-- START OF Records shown --

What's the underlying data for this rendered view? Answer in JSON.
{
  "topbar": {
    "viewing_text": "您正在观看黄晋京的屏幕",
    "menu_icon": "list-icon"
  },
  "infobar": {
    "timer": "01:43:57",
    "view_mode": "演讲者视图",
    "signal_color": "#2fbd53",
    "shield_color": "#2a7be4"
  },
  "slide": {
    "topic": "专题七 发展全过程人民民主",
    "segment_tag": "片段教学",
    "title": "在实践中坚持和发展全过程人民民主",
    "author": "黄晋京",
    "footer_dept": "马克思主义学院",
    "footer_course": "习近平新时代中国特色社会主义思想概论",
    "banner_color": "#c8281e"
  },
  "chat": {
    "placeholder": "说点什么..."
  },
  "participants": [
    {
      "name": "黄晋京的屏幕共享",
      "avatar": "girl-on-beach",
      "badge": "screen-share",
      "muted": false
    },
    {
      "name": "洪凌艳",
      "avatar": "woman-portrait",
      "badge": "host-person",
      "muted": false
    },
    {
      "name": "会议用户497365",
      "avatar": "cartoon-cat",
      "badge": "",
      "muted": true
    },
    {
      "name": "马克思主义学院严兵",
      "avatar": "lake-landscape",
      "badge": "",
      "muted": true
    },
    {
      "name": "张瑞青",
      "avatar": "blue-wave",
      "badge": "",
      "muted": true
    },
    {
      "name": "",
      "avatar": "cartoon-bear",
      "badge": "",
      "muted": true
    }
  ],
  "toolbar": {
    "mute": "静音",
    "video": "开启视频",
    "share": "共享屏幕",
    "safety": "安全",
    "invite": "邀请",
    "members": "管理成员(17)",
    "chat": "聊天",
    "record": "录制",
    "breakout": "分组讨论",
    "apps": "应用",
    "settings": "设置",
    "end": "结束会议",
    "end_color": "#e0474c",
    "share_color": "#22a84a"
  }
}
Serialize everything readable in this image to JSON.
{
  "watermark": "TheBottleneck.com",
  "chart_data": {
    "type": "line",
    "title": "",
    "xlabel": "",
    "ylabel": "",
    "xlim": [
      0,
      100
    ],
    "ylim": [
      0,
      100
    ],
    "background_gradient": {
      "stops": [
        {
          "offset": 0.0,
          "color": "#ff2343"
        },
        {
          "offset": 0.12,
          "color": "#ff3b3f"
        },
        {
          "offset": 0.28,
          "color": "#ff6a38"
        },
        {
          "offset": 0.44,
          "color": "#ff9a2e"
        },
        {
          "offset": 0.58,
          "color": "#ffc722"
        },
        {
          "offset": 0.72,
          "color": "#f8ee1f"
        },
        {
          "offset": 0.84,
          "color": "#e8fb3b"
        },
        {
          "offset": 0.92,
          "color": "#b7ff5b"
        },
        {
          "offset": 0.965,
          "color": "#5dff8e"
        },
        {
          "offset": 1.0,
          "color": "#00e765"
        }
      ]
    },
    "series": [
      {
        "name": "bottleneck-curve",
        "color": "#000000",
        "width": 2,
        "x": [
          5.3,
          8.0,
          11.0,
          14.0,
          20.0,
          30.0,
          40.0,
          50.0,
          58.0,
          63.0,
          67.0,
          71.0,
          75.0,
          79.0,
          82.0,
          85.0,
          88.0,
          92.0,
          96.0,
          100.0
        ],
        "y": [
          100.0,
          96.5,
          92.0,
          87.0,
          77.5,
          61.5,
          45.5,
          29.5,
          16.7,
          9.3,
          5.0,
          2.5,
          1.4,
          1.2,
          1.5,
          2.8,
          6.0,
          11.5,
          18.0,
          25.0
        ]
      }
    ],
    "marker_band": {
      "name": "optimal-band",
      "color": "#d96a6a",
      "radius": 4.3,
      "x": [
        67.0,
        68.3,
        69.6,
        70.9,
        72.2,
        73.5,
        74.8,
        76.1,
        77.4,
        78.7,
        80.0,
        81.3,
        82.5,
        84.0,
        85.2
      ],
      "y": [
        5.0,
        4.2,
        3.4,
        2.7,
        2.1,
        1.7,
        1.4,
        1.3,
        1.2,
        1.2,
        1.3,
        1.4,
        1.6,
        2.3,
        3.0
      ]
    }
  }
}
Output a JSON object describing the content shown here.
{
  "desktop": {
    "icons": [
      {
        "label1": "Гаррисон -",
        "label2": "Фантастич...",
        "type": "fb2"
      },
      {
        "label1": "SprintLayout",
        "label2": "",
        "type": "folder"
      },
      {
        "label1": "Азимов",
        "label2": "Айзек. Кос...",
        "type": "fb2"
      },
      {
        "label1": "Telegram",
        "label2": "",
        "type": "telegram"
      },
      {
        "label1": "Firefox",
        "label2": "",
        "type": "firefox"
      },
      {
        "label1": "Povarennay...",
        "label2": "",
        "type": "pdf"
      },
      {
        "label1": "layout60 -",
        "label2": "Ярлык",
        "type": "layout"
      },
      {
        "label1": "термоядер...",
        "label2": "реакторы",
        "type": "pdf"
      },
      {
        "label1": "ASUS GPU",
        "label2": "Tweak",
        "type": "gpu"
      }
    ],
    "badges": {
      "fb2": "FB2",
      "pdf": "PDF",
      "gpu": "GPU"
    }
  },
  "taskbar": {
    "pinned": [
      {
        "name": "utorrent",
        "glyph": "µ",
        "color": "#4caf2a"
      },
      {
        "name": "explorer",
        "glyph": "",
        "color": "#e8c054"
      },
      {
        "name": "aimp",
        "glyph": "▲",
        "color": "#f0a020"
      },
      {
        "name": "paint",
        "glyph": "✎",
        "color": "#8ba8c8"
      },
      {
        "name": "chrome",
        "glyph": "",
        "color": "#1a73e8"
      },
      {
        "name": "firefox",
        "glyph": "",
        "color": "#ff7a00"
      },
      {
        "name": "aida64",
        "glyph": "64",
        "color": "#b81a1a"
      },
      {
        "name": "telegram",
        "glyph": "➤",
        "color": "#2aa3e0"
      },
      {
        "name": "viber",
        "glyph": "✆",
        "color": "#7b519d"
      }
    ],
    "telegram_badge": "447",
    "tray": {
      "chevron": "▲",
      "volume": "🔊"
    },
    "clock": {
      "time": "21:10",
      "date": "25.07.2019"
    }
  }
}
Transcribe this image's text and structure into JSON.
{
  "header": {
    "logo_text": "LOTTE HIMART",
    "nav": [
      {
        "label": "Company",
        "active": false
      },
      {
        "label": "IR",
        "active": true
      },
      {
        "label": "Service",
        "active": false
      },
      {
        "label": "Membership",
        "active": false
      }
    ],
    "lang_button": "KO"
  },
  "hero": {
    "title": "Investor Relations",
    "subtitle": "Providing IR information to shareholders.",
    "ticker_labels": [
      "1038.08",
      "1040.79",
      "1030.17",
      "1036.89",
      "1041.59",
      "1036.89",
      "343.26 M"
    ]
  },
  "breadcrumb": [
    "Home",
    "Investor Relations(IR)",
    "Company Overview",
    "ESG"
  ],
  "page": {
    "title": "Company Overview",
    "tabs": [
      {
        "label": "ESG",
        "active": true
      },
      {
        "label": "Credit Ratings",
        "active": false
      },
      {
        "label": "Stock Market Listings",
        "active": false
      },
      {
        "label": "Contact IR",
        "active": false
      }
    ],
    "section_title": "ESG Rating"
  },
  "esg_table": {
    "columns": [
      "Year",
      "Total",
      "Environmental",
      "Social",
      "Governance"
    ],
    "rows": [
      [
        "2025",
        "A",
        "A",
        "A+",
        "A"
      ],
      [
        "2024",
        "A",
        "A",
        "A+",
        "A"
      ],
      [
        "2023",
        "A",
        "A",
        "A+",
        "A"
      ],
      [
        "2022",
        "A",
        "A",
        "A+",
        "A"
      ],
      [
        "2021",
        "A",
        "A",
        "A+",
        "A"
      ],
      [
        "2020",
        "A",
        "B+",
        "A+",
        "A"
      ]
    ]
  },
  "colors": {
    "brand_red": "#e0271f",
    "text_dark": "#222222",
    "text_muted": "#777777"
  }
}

-- END OF Records shown --

**Task directions:**
Starting from the line with "Transcribe this image's" and ending with the final line of the data, quote every line exactly, both ends included.

**Reply:**
Transcribe this image's text and structure into JSON.
{
  "header": {
    "logo_text": "LOTTE HIMART",
    "nav": [
      {
        "label": "Company",
        "active": false
      },
      {
        "label": "IR",
        "active": true
      },
      {
        "label": "Service",
        "active": false
      },
      {
        "label": "Membership",
        "active": false
      }
    ],
    "lang_button": "KO"
  },
  "hero": {
    "title": "Investor Relations",
    "subtitle": "Providing IR information to shareholders.",
    "ticker_labels": [
      "1038.08",
      "1040.79",
      "1030.17",
      "1036.89",
      "1041.59",
      "1036.89",
      "343.26 M"
    ]
  },
  "breadcrumb": [
    "Home",
    "Investor Relations(IR)",
    "Company Overview",
    "ESG"
  ],
  "page": {
    "title": "Company Overview",
    "tabs": [
      {
        "label": "ESG",
        "active": true
      },
      {
        "label": "Credit Ratings",
        "active": false
      },
      {
        "label": "Stock Market Listings",
        "active": false
      },
      {
        "label": "Contact IR",
        "active": false
      }
    ],
    "section_title": "ESG Rating"
  },
  "esg_table": {
    "columns": [
      "Year",
      "Total",
      "Environmental",
      "Social",
      "Governance"
    ],
    "rows": [
      [
        "2025",
        "A",
        "A",
        "A+",
        "A"
      ],
      [
        "2024",
        "A",
        "A",
        "A+",
        "A"
      ],
      [
        "2023",
        "A",
        "A",
        "A+",
        "A"
      ],
      [
        "2022",
        "A",
        "A",
        "A+",
        "A"
      ],
      [
        "2021",
        "A",
        "A",
        "A+",
        "A"
      ],
      [
        "2020",
        "A",
        "B+",
        "A+",
        "A"
      ]
    ]
  },
  "colors": {
    "brand_red": "#e0271f",
    "text_dark": "#222222",
    "text_muted": "#777777"
  }
}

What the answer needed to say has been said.